### PROMPT
Tally the lines that contain the string "Verknüpfung" and state that total without comment.

Start GIVEN ENTRIES

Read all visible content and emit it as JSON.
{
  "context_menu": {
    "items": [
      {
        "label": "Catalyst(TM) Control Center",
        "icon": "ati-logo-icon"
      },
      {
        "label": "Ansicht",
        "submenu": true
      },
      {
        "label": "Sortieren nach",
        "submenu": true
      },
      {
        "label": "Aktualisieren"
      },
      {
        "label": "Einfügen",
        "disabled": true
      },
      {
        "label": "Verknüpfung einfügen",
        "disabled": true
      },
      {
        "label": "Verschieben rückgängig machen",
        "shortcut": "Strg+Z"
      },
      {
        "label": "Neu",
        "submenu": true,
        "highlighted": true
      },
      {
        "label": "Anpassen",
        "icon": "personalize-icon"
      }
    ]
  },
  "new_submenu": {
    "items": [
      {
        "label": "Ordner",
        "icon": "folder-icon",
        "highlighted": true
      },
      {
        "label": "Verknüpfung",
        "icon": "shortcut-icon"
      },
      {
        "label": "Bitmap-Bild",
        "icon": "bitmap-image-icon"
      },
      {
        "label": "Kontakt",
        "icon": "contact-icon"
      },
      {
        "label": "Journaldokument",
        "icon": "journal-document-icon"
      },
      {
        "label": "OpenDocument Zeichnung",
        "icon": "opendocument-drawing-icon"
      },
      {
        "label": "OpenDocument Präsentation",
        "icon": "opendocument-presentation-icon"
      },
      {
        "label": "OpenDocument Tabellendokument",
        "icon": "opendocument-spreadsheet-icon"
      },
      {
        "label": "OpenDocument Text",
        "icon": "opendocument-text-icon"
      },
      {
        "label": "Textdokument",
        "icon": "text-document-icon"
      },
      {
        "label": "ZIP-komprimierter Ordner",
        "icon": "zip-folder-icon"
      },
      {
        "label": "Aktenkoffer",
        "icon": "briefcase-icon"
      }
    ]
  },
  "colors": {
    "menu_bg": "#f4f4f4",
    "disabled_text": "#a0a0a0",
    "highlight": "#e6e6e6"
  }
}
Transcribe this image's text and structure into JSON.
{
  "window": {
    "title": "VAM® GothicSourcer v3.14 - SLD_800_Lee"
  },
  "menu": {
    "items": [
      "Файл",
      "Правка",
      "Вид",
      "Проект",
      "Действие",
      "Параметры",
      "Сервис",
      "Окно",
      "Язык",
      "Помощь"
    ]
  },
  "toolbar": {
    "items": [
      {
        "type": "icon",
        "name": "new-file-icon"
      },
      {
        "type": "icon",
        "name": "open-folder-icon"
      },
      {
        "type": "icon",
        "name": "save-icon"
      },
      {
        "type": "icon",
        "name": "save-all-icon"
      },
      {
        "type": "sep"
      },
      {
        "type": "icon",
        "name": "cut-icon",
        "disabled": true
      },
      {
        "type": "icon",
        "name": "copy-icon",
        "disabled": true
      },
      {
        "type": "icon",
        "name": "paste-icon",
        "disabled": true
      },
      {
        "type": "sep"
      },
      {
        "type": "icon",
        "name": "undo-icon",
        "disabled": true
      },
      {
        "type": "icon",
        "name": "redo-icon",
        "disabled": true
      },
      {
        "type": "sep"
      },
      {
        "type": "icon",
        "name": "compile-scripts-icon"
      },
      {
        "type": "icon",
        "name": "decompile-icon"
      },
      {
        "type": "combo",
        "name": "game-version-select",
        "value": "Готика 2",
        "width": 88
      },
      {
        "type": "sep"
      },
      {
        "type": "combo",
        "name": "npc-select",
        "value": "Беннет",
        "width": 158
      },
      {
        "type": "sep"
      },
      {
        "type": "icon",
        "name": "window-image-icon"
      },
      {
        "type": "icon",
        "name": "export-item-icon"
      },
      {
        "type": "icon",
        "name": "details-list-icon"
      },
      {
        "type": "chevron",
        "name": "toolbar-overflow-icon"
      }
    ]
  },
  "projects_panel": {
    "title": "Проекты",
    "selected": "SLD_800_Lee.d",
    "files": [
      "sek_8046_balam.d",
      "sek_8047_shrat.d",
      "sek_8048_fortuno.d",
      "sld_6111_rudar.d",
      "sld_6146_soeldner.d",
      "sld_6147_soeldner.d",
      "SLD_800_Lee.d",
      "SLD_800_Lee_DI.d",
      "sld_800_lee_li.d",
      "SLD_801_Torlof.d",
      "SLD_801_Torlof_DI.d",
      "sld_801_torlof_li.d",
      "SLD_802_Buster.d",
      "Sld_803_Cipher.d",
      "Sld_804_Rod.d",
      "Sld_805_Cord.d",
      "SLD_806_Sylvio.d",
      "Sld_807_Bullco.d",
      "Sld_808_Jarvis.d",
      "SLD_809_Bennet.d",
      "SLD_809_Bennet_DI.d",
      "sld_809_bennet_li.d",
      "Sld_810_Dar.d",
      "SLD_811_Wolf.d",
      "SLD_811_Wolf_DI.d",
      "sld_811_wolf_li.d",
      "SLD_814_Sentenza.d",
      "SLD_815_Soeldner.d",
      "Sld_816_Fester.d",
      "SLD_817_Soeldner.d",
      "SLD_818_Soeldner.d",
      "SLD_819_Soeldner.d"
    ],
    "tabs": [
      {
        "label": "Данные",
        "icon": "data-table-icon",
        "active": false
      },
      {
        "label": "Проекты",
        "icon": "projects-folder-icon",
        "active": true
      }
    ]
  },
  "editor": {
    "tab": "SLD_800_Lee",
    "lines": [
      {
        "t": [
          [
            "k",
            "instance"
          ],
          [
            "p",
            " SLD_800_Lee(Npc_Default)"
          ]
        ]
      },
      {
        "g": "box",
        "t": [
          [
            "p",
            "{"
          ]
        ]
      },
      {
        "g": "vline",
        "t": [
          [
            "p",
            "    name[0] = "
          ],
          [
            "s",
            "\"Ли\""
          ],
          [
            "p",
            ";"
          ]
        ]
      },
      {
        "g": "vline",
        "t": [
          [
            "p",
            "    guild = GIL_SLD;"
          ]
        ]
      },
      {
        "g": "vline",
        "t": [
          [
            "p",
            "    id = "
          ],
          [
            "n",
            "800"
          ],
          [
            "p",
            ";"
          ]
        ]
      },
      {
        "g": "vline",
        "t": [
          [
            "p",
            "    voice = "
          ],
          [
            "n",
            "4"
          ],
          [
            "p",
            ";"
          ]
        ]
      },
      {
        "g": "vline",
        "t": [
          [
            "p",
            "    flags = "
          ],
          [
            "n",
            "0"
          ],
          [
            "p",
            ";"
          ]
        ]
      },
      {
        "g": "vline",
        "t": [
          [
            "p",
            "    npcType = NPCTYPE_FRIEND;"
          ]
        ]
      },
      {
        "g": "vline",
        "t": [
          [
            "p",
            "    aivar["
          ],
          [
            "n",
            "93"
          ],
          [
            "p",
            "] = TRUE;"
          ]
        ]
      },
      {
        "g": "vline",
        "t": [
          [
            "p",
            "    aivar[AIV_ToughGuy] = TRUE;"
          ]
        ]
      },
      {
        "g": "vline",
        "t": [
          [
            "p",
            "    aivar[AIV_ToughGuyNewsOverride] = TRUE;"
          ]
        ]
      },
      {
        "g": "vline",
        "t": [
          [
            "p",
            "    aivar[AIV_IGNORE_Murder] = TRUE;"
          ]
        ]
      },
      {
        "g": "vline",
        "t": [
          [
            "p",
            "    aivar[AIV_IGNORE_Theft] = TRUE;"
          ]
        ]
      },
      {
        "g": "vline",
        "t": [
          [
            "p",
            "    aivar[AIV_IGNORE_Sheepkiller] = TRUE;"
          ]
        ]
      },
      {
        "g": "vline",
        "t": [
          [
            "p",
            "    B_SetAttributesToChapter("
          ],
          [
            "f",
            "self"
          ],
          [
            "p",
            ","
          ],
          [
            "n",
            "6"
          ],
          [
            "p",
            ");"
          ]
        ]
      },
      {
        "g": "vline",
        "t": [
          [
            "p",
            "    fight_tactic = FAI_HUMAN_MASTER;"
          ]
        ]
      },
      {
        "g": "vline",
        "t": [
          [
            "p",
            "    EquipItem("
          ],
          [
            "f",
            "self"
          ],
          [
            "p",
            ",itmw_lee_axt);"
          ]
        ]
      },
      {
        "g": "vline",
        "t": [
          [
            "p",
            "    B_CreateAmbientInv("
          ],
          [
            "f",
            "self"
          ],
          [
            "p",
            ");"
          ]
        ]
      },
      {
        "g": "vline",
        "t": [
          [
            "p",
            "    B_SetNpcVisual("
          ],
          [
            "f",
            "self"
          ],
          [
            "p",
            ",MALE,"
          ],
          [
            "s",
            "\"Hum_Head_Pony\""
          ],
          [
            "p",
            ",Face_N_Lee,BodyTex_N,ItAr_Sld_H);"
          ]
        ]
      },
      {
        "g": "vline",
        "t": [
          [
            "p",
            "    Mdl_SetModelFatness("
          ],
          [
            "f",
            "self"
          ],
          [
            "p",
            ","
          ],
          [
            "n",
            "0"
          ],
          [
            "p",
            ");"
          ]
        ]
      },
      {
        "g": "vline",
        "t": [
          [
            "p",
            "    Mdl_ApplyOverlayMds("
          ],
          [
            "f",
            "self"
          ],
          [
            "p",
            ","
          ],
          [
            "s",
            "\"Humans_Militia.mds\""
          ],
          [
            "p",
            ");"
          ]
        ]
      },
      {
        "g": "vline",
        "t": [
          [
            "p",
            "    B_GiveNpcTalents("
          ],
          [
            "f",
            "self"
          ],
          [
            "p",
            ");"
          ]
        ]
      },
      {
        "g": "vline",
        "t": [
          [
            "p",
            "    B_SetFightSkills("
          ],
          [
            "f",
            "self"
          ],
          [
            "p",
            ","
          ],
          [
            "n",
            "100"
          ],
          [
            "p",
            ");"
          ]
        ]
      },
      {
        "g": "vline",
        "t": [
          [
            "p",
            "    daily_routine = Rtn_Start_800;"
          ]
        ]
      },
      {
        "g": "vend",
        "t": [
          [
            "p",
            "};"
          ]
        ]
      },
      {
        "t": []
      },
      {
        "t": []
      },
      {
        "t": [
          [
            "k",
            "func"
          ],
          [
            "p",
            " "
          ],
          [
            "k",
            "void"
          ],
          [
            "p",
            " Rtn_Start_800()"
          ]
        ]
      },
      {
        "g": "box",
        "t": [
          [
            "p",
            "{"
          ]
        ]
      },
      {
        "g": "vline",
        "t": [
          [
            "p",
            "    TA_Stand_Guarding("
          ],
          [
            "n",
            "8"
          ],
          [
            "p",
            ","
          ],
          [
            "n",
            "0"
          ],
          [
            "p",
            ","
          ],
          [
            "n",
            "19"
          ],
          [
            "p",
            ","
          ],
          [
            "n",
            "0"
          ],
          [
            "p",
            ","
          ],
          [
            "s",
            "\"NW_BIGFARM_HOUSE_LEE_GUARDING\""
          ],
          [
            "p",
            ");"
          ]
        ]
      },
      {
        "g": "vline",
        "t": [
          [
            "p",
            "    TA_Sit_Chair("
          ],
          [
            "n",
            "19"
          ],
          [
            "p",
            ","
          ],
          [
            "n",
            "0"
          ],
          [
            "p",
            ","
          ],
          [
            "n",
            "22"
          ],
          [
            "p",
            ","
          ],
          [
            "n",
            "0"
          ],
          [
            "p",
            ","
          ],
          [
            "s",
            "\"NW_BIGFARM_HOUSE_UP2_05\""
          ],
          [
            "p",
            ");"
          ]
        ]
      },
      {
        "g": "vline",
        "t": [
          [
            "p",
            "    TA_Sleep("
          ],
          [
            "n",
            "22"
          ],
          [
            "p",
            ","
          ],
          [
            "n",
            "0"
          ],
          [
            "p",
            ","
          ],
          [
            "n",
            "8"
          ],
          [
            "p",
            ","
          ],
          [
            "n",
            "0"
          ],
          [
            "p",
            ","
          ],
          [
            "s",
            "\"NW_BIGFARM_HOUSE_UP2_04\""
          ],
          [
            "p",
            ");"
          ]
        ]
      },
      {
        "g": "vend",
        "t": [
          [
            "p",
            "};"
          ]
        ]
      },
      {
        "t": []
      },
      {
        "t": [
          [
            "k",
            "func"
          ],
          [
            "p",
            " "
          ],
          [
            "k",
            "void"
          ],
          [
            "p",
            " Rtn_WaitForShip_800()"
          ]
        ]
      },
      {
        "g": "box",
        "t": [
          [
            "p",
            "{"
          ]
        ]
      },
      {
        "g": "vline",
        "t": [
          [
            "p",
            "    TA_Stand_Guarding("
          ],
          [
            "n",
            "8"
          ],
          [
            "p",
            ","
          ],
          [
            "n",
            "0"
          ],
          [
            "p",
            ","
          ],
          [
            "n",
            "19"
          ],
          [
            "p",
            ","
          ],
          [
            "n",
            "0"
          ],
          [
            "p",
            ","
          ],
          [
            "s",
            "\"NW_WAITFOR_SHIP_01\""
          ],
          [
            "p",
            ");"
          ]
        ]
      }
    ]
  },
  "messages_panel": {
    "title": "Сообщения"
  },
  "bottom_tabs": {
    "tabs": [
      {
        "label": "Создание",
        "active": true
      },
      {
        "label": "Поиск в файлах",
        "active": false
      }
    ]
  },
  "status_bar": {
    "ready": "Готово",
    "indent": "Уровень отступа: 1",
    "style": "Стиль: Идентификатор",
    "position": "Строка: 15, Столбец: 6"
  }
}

End GIVEN ENTRIES

### EXERCISE RESPONSE
2